#### [Supplied records]
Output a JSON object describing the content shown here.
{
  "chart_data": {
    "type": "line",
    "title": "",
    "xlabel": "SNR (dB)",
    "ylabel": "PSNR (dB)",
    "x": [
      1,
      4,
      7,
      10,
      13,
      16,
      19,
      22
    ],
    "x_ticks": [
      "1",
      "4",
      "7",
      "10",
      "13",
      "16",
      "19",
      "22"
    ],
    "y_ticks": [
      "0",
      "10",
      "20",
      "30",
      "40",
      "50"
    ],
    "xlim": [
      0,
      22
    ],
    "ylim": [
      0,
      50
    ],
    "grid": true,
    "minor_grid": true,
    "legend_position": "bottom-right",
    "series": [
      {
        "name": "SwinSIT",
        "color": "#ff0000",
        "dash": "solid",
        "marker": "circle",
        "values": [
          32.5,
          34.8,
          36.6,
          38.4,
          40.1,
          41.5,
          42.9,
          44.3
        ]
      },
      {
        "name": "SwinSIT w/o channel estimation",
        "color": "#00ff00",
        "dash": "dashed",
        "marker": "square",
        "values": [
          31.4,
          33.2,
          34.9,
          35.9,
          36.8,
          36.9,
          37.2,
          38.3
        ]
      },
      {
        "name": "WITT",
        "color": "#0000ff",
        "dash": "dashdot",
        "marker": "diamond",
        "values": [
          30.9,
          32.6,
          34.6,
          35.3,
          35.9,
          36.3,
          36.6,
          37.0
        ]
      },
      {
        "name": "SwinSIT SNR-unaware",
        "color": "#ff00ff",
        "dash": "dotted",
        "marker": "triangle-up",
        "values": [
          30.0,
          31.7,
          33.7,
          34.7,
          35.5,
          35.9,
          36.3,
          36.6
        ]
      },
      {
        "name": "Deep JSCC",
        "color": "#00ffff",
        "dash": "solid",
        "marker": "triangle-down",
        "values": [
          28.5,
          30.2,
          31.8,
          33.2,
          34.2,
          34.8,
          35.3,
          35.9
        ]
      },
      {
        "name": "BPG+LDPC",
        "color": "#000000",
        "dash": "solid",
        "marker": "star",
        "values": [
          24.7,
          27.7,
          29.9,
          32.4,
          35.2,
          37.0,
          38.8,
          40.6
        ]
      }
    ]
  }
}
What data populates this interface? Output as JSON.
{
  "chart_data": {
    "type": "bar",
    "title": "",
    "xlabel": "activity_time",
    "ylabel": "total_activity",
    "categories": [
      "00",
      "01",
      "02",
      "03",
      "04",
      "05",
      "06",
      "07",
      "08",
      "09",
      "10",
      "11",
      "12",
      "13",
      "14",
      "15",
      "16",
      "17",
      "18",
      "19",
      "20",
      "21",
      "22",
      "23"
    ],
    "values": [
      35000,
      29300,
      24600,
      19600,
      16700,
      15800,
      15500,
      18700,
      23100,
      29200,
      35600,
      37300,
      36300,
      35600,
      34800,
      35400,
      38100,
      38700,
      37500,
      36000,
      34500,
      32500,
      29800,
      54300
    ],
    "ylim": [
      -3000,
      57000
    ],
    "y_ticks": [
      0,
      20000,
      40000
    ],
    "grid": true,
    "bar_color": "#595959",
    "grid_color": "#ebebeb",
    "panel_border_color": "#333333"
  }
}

#### [Stated problem]
Reproduce the listing above word for word.

#### [Finished task]
Output a JSON object describing the content shown here.
{
  "chart_data": {
    "type": "line",
    "title": "",
    "xlabel": "SNR (dB)",
    "ylabel": "PSNR (dB)",
    "x": [
      1,
      4,
      7,
      10,
      13,
      16,
      19,
      22
    ],
    "x_ticks": [
      "1",
      "4",
      "7",
      "10",
      "13",
      "16",
      "19",
      "22"
    ],
    "y_ticks": [
      "0",
      "10",
      "20",
      "30",
      "40",
      "50"
    ],
    "xlim": [
      0,
      22
    ],
    "ylim": [
      0,
      50
    ],
    "grid": true,
    "minor_grid": true,
    "legend_position": "bottom-right",
    "series": [
      {
        "name": "SwinSIT",
        "color": "#ff0000",
        "dash": "solid",
        "marker": "circle",
        "values": [
          32.5,
          34.8,
          36.6,
          38.4,
          40.1,
          41.5,
          42.9,
          44.3
        ]
      },
      {
        "name": "SwinSIT w/o channel estimation",
        "color": "#00ff00",
        "dash": "dashed",
        "marker": "square",
        "values": [
          31.4,
          33.2,
          34.9,
          35.9,
          36.8,
          36.9,
          37.2,
          38.3
        ]
      },
      {
        "name": "WITT",
        "color": "#0000ff",
        "dash": "dashdot",
        "marker": "diamond",
        "values": [
          30.9,
          32.6,
          34.6,
          35.3,
          35.9,
          36.3,
          36.6,
          37.0
        ]
      },
      {
        "name": "SwinSIT SNR-unaware",
        "color": "#ff00ff",
        "dash": "dotted",
        "marker": "triangle-up",
        "values": [
          30.0,
          31.7,
          33.7,
          34.7,
          35.5,
          35.9,
          36.3,
          36.6
        ]
      },
      {
        "name": "Deep JSCC",
        "color": "#00ffff",
        "dash": "solid",
        "marker": "triangle-down",
        "values": [
          28.5,
          30.2,
          31.8,
          33.2,
          34.2,
          34.8,
          35.3,
          35.9
        ]
      },
      {
        "name": "BPG+LDPC",
        "color": "#000000",
        "dash": "solid",
        "marker": "star",
        "values": [
          24.7,
          27.7,
          29.9,
          32.4,
          35.2,
          37.0,
          38.8,
          40.6
        ]
      }
    ]
  }
}
What data populates this interface? Output as JSON.
{
  "chart_data": {
    "type": "bar",
    "title": "",
    "xlabel": "activity_time",
    "ylabel": "total_activity",
    "categories": [
      "00",
      "01",
      "02",
      "03",
      "04",
      "05",
      "06",
      "07",
      "08",
      "09",
      "10",
      "11",
      "12",
      "13",
      "14",
      "15",
      "16",
      "17",
      "18",
      "19",
      "20",
      "21",
      "22",
      "23"
    ],
    "values": [
      35000,
      29300,
      24600,
      19600,
      16700,
      15800,
      15500,
      18700,
      23100,
      29200,
      35600,
      37300,
      36300,
      35600,
      34800,
      35400,
      38100,
      38700,
      37500,
      36000,
      34500,
      32500,
      29800,
      54300
    ],
    "ylim": [
      -3000,
      57000
    ],
    "y_ticks": [
      0,
      20000,
      40000
    ],
    "grid": true,
    "bar_color": "#595959",
    "grid_color": "#ebebeb",
    "panel_border_color": "#333333"
  }
}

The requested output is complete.